Textauszug -
----

Piz Palü (3900 m) - Normalweg ab Diavolezza zum Sonnenaufgang und herbstliches Morteratschtal


Publiziert von boerscht , 25. Oktober 2018 um 01:09.

Region: Welt » Schweiz » Graubünden » Berninagebiet
Tour Datum:19 Oktober 2018
Wandern Schwierigkeit: T3+ - anspruchsvolles Bergwandern
Hochtouren Schwierigkeit: WS
Wegpunkte:
Geo-Tags: CH-GR   Palü-Gruppe   Bernina-Gruppe 
Zeitbedarf: 3 Tage
Aufstieg: 1150 m
Abstieg: 1150 m
Strecke:12,5 km
Kartennummer:https://map.geo.admin.ch

Das stabile, schöne Wetter im Herbst will einfach nicht enden. Das will nochmal ausgenutzt werden. Ab auf den Piz Palü über den Normalweg. Nach Auskunft bei der Diavolezza sollen die Verhältnisse bestens sein und es sind nicht mehr viele Leute unterwegs.

----

Dargestellte Daten -
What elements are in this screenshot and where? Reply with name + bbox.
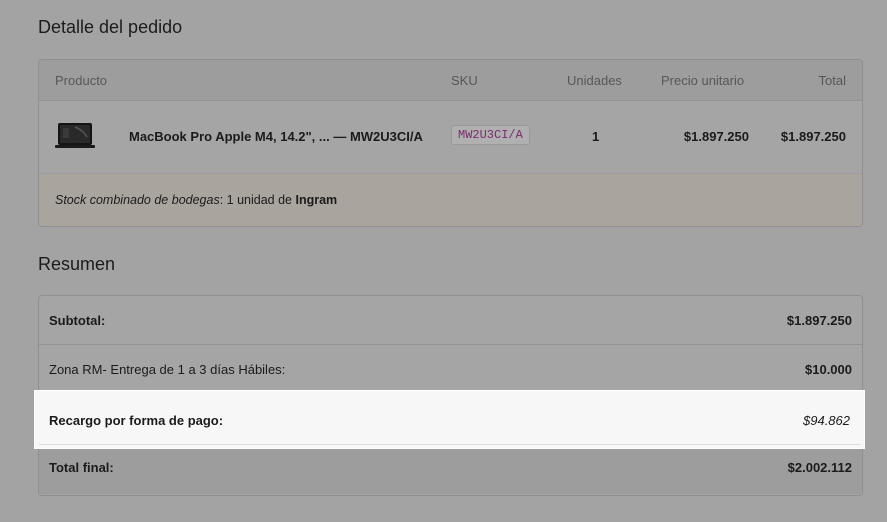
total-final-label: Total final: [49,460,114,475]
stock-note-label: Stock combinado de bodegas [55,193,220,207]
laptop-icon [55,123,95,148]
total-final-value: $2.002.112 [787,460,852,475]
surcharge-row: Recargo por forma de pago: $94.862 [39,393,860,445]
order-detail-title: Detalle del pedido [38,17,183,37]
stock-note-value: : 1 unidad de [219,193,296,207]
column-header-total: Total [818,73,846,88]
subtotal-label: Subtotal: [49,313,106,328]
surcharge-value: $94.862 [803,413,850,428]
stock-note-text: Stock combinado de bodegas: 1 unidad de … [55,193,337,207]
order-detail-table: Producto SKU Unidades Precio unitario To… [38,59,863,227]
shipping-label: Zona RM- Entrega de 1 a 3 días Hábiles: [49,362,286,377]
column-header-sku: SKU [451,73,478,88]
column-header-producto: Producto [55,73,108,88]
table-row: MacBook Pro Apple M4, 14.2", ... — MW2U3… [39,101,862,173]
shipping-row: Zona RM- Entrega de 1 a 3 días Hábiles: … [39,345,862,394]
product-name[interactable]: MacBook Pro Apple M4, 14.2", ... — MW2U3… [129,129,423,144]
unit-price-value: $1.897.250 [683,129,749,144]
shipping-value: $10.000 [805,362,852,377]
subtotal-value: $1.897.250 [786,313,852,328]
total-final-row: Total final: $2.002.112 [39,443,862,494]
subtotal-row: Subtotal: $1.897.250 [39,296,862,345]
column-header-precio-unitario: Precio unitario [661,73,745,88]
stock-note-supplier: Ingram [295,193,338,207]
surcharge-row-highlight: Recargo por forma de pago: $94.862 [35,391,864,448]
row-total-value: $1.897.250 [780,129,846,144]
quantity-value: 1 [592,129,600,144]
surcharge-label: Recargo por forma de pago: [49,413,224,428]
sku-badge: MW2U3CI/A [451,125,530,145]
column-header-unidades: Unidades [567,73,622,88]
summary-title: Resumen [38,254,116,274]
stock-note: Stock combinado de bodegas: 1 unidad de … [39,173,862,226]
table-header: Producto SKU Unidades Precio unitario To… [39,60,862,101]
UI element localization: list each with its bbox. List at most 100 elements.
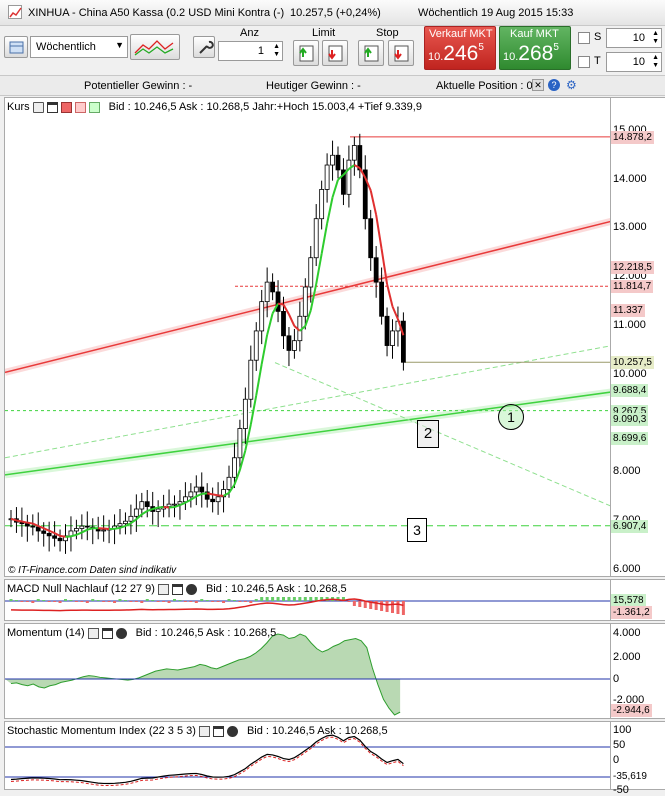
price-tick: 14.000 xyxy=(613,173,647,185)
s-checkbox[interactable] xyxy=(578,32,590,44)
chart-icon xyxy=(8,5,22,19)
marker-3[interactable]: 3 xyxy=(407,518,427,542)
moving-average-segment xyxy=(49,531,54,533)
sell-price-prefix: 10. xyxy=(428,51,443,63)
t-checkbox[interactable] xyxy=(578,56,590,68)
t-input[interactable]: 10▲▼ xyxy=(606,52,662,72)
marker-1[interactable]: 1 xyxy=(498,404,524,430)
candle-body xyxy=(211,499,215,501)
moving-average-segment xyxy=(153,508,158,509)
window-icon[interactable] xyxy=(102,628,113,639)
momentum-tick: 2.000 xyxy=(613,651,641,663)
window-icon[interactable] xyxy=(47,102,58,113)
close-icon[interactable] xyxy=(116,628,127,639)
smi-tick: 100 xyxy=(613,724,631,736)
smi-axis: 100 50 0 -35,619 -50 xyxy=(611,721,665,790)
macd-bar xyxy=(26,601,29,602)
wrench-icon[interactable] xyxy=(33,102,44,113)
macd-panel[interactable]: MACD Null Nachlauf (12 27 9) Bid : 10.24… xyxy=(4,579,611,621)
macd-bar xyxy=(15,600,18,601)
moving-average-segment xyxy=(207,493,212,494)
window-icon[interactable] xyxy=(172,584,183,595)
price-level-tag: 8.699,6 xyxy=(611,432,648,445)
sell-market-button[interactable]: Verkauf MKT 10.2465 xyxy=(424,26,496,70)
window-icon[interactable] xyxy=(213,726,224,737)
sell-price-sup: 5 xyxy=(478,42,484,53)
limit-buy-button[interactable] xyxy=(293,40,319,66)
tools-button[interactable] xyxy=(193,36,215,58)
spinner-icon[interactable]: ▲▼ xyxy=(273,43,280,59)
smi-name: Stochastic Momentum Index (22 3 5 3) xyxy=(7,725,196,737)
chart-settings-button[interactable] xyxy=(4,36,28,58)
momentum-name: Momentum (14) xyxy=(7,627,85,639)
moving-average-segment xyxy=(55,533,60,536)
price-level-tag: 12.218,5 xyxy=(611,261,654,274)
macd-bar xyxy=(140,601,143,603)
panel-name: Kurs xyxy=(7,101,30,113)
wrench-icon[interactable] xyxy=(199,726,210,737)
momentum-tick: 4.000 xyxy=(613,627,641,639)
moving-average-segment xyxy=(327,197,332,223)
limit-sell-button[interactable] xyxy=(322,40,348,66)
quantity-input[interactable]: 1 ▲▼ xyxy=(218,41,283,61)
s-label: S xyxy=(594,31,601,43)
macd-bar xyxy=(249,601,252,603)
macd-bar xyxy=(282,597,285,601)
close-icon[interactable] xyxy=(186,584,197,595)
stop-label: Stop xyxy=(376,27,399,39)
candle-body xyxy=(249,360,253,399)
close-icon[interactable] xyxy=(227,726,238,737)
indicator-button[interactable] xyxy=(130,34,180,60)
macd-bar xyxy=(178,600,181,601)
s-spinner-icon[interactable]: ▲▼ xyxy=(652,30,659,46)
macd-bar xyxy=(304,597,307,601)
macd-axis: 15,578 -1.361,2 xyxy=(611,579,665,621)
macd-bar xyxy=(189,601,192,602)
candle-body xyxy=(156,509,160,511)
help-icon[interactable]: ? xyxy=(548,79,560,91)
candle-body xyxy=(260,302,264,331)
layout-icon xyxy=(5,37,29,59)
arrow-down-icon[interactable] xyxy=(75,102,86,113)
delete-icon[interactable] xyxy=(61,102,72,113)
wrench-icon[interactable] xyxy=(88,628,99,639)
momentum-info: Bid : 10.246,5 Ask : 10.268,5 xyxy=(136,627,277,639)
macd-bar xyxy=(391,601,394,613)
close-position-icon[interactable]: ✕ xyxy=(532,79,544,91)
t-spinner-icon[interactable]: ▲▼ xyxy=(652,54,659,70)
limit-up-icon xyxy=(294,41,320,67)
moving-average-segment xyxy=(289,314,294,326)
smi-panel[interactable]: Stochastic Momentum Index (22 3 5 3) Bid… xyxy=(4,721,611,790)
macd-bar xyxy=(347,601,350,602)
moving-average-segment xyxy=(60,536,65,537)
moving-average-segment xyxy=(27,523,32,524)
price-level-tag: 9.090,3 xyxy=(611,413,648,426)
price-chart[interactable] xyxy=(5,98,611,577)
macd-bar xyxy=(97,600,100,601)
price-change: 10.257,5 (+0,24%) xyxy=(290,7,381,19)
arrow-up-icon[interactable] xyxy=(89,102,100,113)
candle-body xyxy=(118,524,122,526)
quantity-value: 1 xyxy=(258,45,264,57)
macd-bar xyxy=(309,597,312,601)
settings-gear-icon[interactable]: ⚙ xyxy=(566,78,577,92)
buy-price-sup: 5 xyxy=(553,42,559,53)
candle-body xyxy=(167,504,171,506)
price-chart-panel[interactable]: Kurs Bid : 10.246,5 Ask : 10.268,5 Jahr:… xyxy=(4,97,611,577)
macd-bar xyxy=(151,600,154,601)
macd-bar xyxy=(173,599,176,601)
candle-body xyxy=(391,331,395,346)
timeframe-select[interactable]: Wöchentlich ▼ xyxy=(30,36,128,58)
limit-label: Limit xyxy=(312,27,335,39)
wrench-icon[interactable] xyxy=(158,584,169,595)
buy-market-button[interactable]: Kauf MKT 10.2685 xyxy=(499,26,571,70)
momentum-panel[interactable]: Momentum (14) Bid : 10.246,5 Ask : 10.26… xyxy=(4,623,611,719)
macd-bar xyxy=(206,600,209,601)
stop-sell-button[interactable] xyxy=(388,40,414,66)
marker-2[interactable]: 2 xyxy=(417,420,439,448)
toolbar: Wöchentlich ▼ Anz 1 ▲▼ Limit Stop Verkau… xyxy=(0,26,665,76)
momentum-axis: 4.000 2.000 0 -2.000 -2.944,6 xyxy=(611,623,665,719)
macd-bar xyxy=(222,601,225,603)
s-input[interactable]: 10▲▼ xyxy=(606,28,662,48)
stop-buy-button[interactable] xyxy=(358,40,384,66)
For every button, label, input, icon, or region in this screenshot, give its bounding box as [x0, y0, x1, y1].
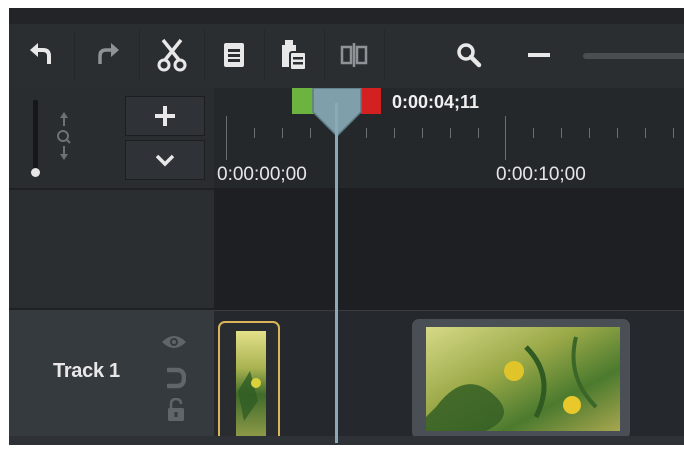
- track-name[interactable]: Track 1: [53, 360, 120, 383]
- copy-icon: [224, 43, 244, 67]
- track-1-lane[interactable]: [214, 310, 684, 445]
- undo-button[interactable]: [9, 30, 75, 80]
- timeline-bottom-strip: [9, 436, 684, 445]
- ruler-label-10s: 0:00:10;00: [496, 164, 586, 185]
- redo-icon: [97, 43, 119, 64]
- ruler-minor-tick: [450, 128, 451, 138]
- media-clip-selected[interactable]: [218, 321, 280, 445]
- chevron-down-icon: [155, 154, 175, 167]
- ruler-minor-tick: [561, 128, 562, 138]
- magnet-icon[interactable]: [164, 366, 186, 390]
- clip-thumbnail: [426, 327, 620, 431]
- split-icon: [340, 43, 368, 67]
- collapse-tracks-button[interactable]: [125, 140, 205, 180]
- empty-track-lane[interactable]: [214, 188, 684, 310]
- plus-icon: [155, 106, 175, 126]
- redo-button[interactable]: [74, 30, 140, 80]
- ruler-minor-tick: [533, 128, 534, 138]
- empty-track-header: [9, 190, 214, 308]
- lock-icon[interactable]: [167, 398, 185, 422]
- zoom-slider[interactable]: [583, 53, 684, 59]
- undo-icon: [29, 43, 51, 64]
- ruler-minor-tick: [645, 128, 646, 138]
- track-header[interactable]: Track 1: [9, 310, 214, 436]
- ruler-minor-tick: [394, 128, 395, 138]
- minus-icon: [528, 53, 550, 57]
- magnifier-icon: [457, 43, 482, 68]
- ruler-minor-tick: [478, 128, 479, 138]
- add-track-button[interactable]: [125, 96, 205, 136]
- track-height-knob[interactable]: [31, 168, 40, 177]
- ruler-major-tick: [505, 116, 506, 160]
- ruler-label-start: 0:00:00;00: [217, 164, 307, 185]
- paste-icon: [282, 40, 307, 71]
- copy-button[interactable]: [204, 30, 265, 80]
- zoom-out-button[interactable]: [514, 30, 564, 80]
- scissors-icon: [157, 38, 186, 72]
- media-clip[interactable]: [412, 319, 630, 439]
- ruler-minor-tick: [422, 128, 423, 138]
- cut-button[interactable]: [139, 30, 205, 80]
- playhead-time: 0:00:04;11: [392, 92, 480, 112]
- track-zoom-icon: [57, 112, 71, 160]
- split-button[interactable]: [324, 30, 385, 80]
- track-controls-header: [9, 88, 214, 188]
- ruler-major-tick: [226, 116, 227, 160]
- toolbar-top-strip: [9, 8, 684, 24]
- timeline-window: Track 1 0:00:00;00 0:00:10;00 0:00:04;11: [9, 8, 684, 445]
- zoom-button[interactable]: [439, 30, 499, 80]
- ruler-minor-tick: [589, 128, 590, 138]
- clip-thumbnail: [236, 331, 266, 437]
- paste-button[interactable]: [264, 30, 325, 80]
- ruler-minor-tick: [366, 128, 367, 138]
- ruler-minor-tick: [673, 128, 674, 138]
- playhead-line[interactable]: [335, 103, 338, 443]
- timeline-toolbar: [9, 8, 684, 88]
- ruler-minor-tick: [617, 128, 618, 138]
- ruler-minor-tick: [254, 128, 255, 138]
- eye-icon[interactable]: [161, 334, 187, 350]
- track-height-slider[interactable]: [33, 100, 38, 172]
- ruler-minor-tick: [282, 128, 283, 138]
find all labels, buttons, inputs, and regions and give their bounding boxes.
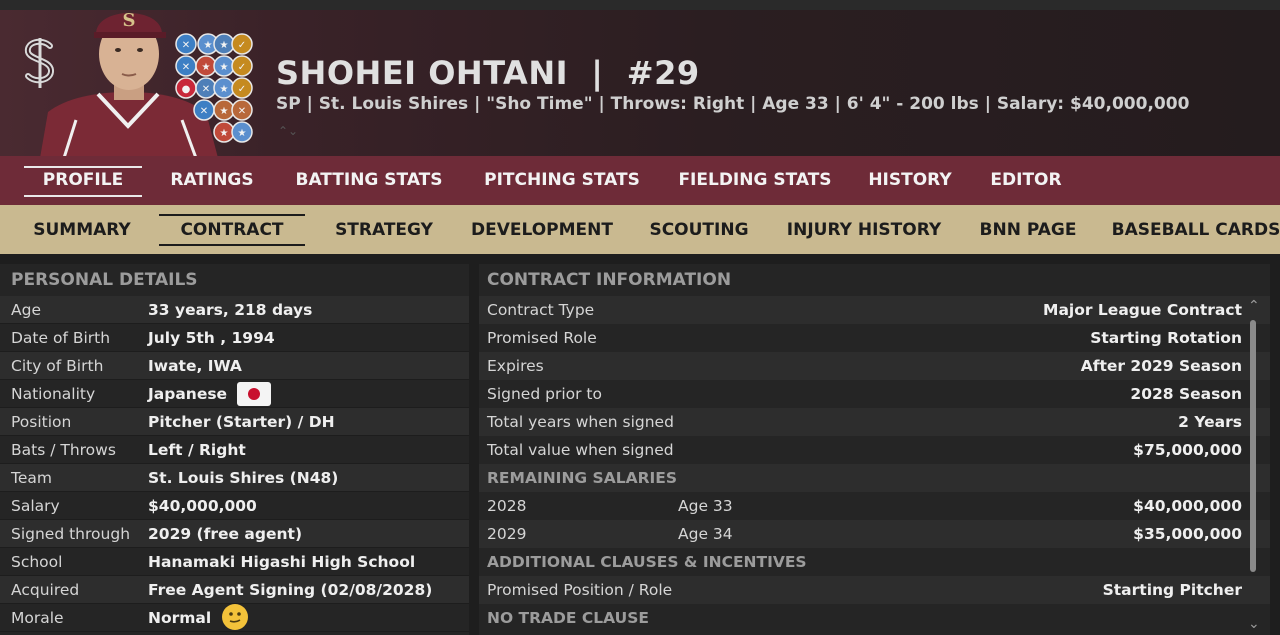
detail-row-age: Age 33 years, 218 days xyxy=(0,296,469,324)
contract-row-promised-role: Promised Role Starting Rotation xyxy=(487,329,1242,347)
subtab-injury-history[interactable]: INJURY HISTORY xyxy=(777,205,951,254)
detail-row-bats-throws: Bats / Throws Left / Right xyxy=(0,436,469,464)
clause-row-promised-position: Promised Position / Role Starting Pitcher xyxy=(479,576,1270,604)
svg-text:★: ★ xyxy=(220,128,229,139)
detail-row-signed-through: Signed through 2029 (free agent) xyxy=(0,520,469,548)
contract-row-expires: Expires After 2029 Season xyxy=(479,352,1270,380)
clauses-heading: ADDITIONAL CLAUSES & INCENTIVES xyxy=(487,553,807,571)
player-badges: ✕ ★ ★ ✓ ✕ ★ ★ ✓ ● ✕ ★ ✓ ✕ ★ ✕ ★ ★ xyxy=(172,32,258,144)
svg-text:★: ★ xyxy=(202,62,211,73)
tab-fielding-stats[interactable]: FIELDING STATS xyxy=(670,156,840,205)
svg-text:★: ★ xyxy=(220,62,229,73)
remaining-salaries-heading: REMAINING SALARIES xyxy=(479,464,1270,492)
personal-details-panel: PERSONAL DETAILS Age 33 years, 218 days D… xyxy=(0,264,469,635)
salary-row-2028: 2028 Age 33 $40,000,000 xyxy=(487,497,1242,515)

----

Aufgaben -
1. Beantworte die folgenden Fragen anhand des Textauszugs:
(a) An welchem Datum fand die Tour statt?
(b) Welche Schwierigkeit wird für die Hochtour angegeben?
(c) Wie viele Höhenmeter beträgt der Aufstieg?
2. Gib den Textauszug von „Das stabile, schöne“ bis einschließlich „viele Leute unterwegs.“ wortgetreu wieder.

Lösungen in Reihenfolge -
1.
(a) Am 19. Oktober 2018.
(b) WS.
(c) 1150 m.

2.
Das stabile, schöne Wetter im Herbst will einfach nicht enden. Das will nochmal ausgenutzt werden. Ab auf den Piz Palü über den Normalweg. Nach Auskunft bei der Diavolezza sollen die Verhältnisse bestens sein und es sind nicht mehr viele Leute unterwegs.